_Short task_:
Please repeat all of the listing exactly.

_Recorded information_:
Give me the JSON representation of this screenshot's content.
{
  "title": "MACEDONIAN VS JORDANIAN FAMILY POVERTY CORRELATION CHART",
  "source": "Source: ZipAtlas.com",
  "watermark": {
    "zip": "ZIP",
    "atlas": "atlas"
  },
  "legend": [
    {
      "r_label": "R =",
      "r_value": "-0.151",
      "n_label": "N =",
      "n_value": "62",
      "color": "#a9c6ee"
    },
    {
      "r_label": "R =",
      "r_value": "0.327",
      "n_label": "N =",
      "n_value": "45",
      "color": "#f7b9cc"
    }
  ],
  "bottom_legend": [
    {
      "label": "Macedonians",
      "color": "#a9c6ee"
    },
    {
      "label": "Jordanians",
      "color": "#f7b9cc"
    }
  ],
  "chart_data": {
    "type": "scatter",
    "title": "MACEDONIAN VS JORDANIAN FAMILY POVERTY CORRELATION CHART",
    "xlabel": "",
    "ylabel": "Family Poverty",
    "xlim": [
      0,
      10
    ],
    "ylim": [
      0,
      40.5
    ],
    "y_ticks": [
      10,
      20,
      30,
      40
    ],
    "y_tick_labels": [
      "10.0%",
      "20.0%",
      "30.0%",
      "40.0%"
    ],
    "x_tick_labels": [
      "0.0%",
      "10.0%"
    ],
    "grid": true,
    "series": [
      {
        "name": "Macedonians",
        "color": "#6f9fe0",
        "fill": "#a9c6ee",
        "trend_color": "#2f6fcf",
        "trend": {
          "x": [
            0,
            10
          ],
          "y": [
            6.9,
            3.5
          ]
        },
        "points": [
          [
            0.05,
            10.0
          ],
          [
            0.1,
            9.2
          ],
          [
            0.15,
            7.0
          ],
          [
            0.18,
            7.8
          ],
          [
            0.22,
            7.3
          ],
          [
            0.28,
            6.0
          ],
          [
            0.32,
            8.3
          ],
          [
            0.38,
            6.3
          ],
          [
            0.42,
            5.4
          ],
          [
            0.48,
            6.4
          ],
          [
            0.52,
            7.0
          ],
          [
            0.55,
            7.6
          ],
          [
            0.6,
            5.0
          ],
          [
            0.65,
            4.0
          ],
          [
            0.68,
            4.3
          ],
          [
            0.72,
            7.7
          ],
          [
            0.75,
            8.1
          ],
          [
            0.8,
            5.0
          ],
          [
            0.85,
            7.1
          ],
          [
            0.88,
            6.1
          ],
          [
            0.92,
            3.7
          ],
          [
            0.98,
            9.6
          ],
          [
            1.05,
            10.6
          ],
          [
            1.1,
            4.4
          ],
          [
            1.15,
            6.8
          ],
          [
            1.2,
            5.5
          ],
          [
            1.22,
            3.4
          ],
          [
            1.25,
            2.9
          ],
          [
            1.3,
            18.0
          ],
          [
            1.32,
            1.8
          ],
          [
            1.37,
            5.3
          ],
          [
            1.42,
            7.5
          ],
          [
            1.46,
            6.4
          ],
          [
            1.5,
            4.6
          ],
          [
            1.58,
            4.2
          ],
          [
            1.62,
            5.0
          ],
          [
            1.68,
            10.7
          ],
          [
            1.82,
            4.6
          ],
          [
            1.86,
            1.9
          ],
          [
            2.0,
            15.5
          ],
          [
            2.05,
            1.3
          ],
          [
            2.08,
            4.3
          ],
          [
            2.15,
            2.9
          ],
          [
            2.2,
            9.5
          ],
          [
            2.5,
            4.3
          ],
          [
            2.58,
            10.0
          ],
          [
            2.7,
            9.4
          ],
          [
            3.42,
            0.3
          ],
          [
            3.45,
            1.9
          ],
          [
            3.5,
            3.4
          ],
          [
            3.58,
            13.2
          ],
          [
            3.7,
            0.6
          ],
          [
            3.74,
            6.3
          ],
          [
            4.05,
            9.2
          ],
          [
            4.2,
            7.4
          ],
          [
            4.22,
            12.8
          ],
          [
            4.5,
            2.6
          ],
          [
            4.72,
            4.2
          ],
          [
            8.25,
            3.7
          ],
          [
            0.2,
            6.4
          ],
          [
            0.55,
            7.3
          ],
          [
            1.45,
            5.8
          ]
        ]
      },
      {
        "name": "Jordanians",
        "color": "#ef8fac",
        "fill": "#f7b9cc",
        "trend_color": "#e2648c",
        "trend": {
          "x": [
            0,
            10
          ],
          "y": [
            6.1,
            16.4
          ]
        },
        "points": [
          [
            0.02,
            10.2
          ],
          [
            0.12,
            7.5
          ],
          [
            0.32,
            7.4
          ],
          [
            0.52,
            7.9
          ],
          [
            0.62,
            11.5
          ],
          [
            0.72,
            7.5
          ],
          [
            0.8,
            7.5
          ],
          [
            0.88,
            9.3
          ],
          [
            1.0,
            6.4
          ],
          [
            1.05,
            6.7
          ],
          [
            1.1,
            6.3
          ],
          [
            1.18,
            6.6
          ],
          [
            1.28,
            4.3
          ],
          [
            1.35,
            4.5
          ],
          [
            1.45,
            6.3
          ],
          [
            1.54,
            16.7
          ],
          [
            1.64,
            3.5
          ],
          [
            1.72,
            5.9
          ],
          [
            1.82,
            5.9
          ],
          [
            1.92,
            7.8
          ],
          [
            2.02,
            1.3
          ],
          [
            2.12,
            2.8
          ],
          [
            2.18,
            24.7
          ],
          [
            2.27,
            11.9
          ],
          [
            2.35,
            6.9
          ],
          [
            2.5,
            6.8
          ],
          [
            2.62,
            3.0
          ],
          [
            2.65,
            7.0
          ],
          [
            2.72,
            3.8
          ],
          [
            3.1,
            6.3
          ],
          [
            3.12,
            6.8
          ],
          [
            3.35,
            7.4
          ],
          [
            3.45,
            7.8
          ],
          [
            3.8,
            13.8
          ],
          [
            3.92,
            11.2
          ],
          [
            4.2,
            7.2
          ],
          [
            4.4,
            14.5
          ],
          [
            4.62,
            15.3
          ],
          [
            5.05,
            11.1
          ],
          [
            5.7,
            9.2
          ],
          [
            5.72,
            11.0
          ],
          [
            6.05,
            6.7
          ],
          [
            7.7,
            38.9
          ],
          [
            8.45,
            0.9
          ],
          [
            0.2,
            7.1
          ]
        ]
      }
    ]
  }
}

_Reply_:
Give me the JSON representation of this screenshot's content.
{
  "title": "MACEDONIAN VS JORDANIAN FAMILY POVERTY CORRELATION CHART",
  "source": "Source: ZipAtlas.com",
  "watermark": {
    "zip": "ZIP",
    "atlas": "atlas"
  },
  "legend": [
    {
      "r_label": "R =",
      "r_value": "-0.151",
      "n_label": "N =",
      "n_value": "62",
      "color": "#a9c6ee"
    },
    {
      "r_label": "R =",
      "r_value": "0.327",
      "n_label": "N =",
      "n_value": "45",
      "color": "#f7b9cc"
    }
  ],
  "bottom_legend": [
    {
      "label": "Macedonians",
      "color": "#a9c6ee"
    },
    {
      "label": "Jordanians",
      "color": "#f7b9cc"
    }
  ],
  "chart_data": {
    "type": "scatter",
    "title": "MACEDONIAN VS JORDANIAN FAMILY POVERTY CORRELATION CHART",
    "xlabel": "",
    "ylabel": "Family Poverty",
    "xlim": [
      0,
      10
    ],
    "ylim": [
      0,
      40.5
    ],
    "y_ticks": [
      10,
      20,
      30,
      40
    ],
    "y_tick_labels": [
      "10.0%",
      "20.0%",
      "30.0%",
      "40.0%"
    ],
    "x_tick_labels": [
      "0.0%",
      "10.0%"
    ],
    "grid": true,
    "series": [
      {
        "name": "Macedonians",
        "color": "#6f9fe0",
        "fill": "#a9c6ee",
        "trend_color": "#2f6fcf",
        "trend": {
          "x": [
            0,
            10
          ],
          "y": [
            6.9,
            3.5
          ]
        },
        "points": [
          [
            0.05,
            10.0
          ],
          [
            0.1,
            9.2
          ],
          [
            0.15,
            7.0
          ],
          [
            0.18,
            7.8
          ],
          [
            0.22,
            7.3
          ],
          [
            0.28,
            6.0
          ],
          [
            0.32,
            8.3
          ],
          [
            0.38,
            6.3
          ],
          [
            0.42,
            5.4
          ],
          [
            0.48,
            6.4
          ],
          [
            0.52,
            7.0
          ],
          [
            0.55,
            7.6
          ],
          [
            0.6,
            5.0
          ],
          [
            0.65,
            4.0
          ],
          [
            0.68,
            4.3
          ],
          [
            0.72,
            7.7
          ],
          [
            0.75,
            8.1
          ],
          [
            0.8,
            5.0
          ],
          [
            0.85,
            7.1
          ],
          [
            0.88,
            6.1
          ],
          [
            0.92,
            3.7
          ],
          [
            0.98,
            9.6
          ],
          [
            1.05,
            10.6
          ],
          [
            1.1,
            4.4
          ],
          [
            1.15,
            6.8
          ],
          [
            1.2,
            5.5
          ],
          [
            1.22,
            3.4
          ],
          [
            1.25,
            2.9
          ],
          [
            1.3,
            18.0
          ],
          [
            1.32,
            1.8
          ],
          [
            1.37,
            5.3
          ],
          [
            1.42,
            7.5
          ],
          [
            1.46,
            6.4
          ],
          [
            1.5,
            4.6
          ],
          [
            1.58,
            4.2
          ],
          [
            1.62,
            5.0
          ],
          [
            1.68,
            10.7
          ],
          [
            1.82,
            4.6
          ],
          [
            1.86,
            1.9
          ],
          [
            2.0,
            15.5
          ],
          [
            2.05,
            1.3
          ],
          [
            2.08,
            4.3
          ],
          [
            2.15,
            2.9
          ],
          [
            2.2,
            9.5
          ],
          [
            2.5,
            4.3
          ],
          [
            2.58,
            10.0
          ],
          [
            2.7,
            9.4
          ],
          [
            3.42,
            0.3
          ],
          [
            3.45,
            1.9
          ],
          [
            3.5,
            3.4
          ],
          [
            3.58,
            13.2
          ],
          [
            3.7,
            0.6
          ],
          [
            3.74,
            6.3
          ],
          [
            4.05,
            9.2
          ],
          [
            4.2,
            7.4
          ],
          [
            4.22,
            12.8
          ],
          [
            4.5,
            2.6
          ],
          [
            4.72,
            4.2
          ],
          [
            8.25,
            3.7
          ],
          [
            0.2,
            6.4
          ],
          [
            0.55,
            7.3
          ],
          [
            1.45,
            5.8
          ]
        ]
      },
      {
        "name": "Jordanians",
        "color": "#ef8fac",
        "fill": "#f7b9cc",
        "trend_color": "#e2648c",
        "trend": {
          "x": [
            0,
            10
          ],
          "y": [
            6.1,
            16.4
          ]
        },
        "points": [
          [
            0.02,
            10.2
          ],
          [
            0.12,
            7.5
          ],
          [
            0.32,
            7.4
          ],
          [
            0.52,
            7.9
          ],
          [
            0.62,
            11.5
          ],
          [
            0.72,
            7.5
          ],
          [
            0.8,
            7.5
          ],
          [
            0.88,
            9.3
          ],
          [
            1.0,
            6.4
          ],
          [
            1.05,
            6.7
          ],
          [
            1.1,
            6.3
          ],
          [
            1.18,
            6.6
          ],
          [
            1.28,
            4.3
          ],
          [
            1.35,
            4.5
          ],
          [
            1.45,
            6.3
          ],
          [
            1.54,
            16.7
          ],
          [
            1.64,
            3.5
          ],
          [
            1.72,
            5.9
          ],
          [
            1.82,
            5.9
          ],
          [
            1.92,
            7.8
          ],
          [
            2.02,
            1.3
          ],
          [
            2.12,
            2.8
          ],
          [
            2.18,
            24.7
          ],
          [
            2.27,
            11.9
          ],
          [
            2.35,
            6.9
          ],
          [
            2.5,
            6.8
          ],
          [
            2.62,
            3.0
          ],
          [
            2.65,
            7.0
          ],
          [
            2.72,
            3.8
          ],
          [
            3.1,
            6.3
          ],
          [
            3.12,
            6.8
          ],
          [
            3.35,
            7.4
          ],
          [
            3.45,
            7.8
          ],
          [
            3.8,
            13.8
          ],
          [
            3.92,
            11.2
          ],
          [
            4.2,
            7.2
          ],
          [
            4.4,
            14.5
          ],
          [
            4.62,
            15.3
          ],
          [
            5.05,
            11.1
          ],
          [
            5.7,
            9.2
          ],
          [
            5.72,
            11.0
          ],
          [
            6.05,
            6.7
          ],
          [
            7.7,
            38.9
          ],
          [
            8.45,
            0.9
          ],
          [
            0.2,
            7.1
          ]
        ]
      }
    ]
  }
}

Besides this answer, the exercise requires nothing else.